→ **SET TASK**
Show each line that has the string "value" in it.

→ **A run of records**
______________________________

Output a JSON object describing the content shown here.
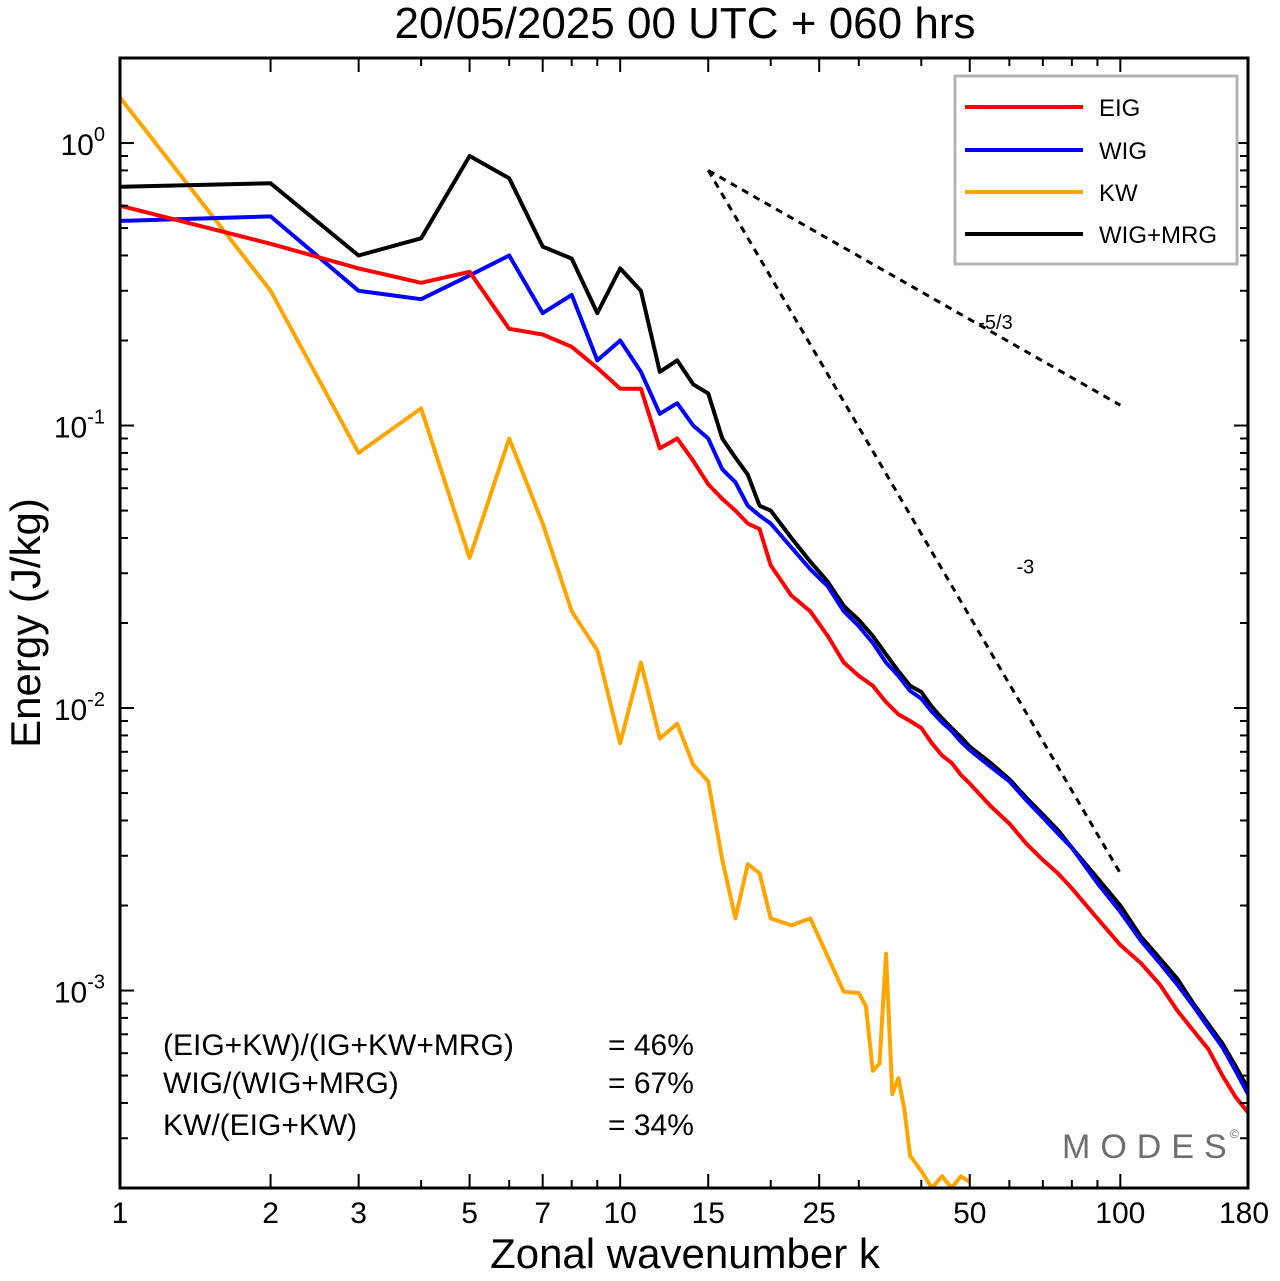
{
  "chart_data": {
    "type": "line",
    "title": "20/05/2025  00 UTC  + 060 hrs",
    "xlabel": "Zonal wavenumber k",
    "ylabel": "Energy (J/kg)",
    "xscale": "log",
    "yscale": "log",
    "xlim": [
      1,
      180
    ],
    "ylim": [
      0.0002,
      2.0
    ],
    "xticks": [
      1,
      2,
      3,
      5,
      7,
      10,
      15,
      25,
      50,
      100,
      180
    ],
    "xtick_labels": [
      "1",
      "2",
      "3",
      "5",
      "7",
      "10",
      "15",
      "25",
      "50",
      "100",
      "180"
    ],
    "yticks": [
      {
        "value": 1,
        "base": "10",
        "exp": "0"
      },
      {
        "value": 0.1,
        "base": "10",
        "exp": "-1"
      },
      {
        "value": 0.01,
        "base": "10",
        "exp": "-2"
      },
      {
        "value": 0.001,
        "base": "10",
        "exp": "-3"
      }
    ],
    "grid": false,
    "legend_position": "top-right",
    "series": [
      {
        "name": "EIG",
        "color": "#ff0000",
        "x": [
          1,
          2,
          3,
          4,
          5,
          6,
          7,
          8,
          9,
          10,
          11,
          12,
          13,
          14,
          15,
          16,
          17,
          18,
          19,
          20,
          22,
          24,
          26,
          28,
          30,
          32,
          34,
          36,
          38,
          40,
          42,
          44,
          46,
          48,
          50,
          55,
          60,
          65,
          70,
          75,
          80,
          90,
          100,
          110,
          120,
          130,
          140,
          150,
          160,
          170,
          180
        ],
        "y": [
          0.6,
          0.44,
          0.36,
          0.32,
          0.35,
          0.22,
          0.21,
          0.19,
          0.16,
          0.135,
          0.135,
          0.083,
          0.09,
          0.075,
          0.062,
          0.055,
          0.05,
          0.045,
          0.043,
          0.032,
          0.025,
          0.022,
          0.018,
          0.0145,
          0.013,
          0.012,
          0.0105,
          0.0095,
          0.009,
          0.0085,
          0.0075,
          0.0068,
          0.0064,
          0.0058,
          0.0054,
          0.0045,
          0.0039,
          0.0033,
          0.0029,
          0.0026,
          0.0023,
          0.0018,
          0.00145,
          0.00125,
          0.00105,
          0.00085,
          0.00072,
          0.00062,
          0.0005,
          0.00042,
          0.00037
        ]
      },
      {
        "name": "WIG",
        "color": "#0000ff",
        "x": [
          1,
          2,
          3,
          4,
          5,
          6,
          7,
          8,
          9,
          10,
          11,
          12,
          13,
          14,
          15,
          16,
          17,
          18,
          19,
          20,
          22,
          24,
          26,
          28,
          30,
          32,
          34,
          36,
          38,
          40,
          42,
          44,
          46,
          48,
          50,
          55,
          60,
          65,
          70,
          75,
          80,
          90,
          100,
          110,
          120,
          130,
          140,
          150,
          160,
          170,
          180
        ],
        "y": [
          0.53,
          0.55,
          0.3,
          0.28,
          0.34,
          0.4,
          0.25,
          0.29,
          0.17,
          0.2,
          0.155,
          0.11,
          0.12,
          0.1,
          0.09,
          0.07,
          0.063,
          0.052,
          0.048,
          0.045,
          0.037,
          0.031,
          0.027,
          0.022,
          0.0195,
          0.017,
          0.0145,
          0.013,
          0.0115,
          0.0108,
          0.0097,
          0.0089,
          0.0083,
          0.0076,
          0.0071,
          0.0062,
          0.0055,
          0.0047,
          0.0041,
          0.0036,
          0.0032,
          0.0024,
          0.0019,
          0.0015,
          0.00125,
          0.00105,
          0.00088,
          0.00074,
          0.00063,
          0.00052,
          0.00043
        ]
      },
      {
        "name": "KW",
        "color": "#ffa500",
        "x": [
          1,
          2,
          3,
          4,
          5,
          6,
          7,
          8,
          9,
          10,
          11,
          12,
          13,
          14,
          15,
          16,
          17,
          18,
          19,
          20,
          22,
          24,
          26,
          28,
          30,
          31,
          32,
          33,
          34,
          35,
          36,
          37,
          38,
          40,
          42,
          44,
          46,
          48,
          50
        ],
        "y": [
          1.45,
          0.3,
          0.08,
          0.115,
          0.034,
          0.09,
          0.045,
          0.022,
          0.016,
          0.0075,
          0.0145,
          0.0078,
          0.0088,
          0.0063,
          0.0055,
          0.0029,
          0.0018,
          0.0028,
          0.0026,
          0.0018,
          0.0017,
          0.0018,
          0.00132,
          0.00099,
          0.00098,
          0.00088,
          0.00052,
          0.00055,
          0.00135,
          0.00043,
          0.00049,
          0.00038,
          0.00026,
          0.00023,
          0.0002,
          0.00022,
          0.0002,
          0.00022,
          0.00021
        ]
      },
      {
        "name": "WIG+MRG",
        "color": "#000000",
        "x": [
          1,
          2,
          3,
          4,
          5,
          6,
          7,
          8,
          9,
          10,
          11,
          12,
          13,
          14,
          15,
          16,
          17,
          18,
          19,
          20,
          22,
          24,
          26,
          28,
          30,
          32,
          34,
          36,
          38,
          40,
          42,
          44,
          46,
          48,
          50,
          55,
          60,
          65,
          70,
          75,
          80,
          90,
          100,
          110,
          120,
          130,
          140,
          150,
          160,
          170,
          180
        ],
        "y": [
          0.7,
          0.72,
          0.4,
          0.46,
          0.9,
          0.75,
          0.43,
          0.39,
          0.25,
          0.36,
          0.3,
          0.155,
          0.17,
          0.14,
          0.13,
          0.09,
          0.077,
          0.067,
          0.052,
          0.05,
          0.04,
          0.033,
          0.028,
          0.023,
          0.0205,
          0.018,
          0.0155,
          0.0135,
          0.012,
          0.0114,
          0.0101,
          0.0092,
          0.0085,
          0.0079,
          0.0073,
          0.0064,
          0.0056,
          0.0048,
          0.0042,
          0.0037,
          0.0032,
          0.0025,
          0.002,
          0.00155,
          0.0013,
          0.0011,
          0.0009,
          0.00076,
          0.00065,
          0.00054,
          0.00045
        ]
      }
    ],
    "reference_slopes": [
      {
        "label": "-5/3",
        "x": [
          15,
          100
        ],
        "y": [
          0.8,
          0.118
        ],
        "label_at": [
          52,
          0.22
        ]
      },
      {
        "label": "-3",
        "x": [
          15,
          100
        ],
        "y": [
          0.8,
          0.0026
        ],
        "label_at": [
          62,
          0.03
        ]
      }
    ],
    "annotations": [
      {
        "label": "(EIG+KW)/(IG+KW+MRG)",
        "value": "= 46%"
      },
      {
        "label": "WIG/(WIG+MRG)",
        "value": "= 67%"
      },
      {
        "label": "KW/(EIG+KW)",
        "value": "= 34%"
      }
    ]
  },
  "watermark": {
    "text": "MODES",
    "mark": "©"
  }
}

______________________________

→ **RESULT**
        "value": 1,
        "value": 0.1,
        "value": 0.01,
        "value": 0.001,
        "value": "= 46%"
        "value": "= 67%"
        "value": "= 34%"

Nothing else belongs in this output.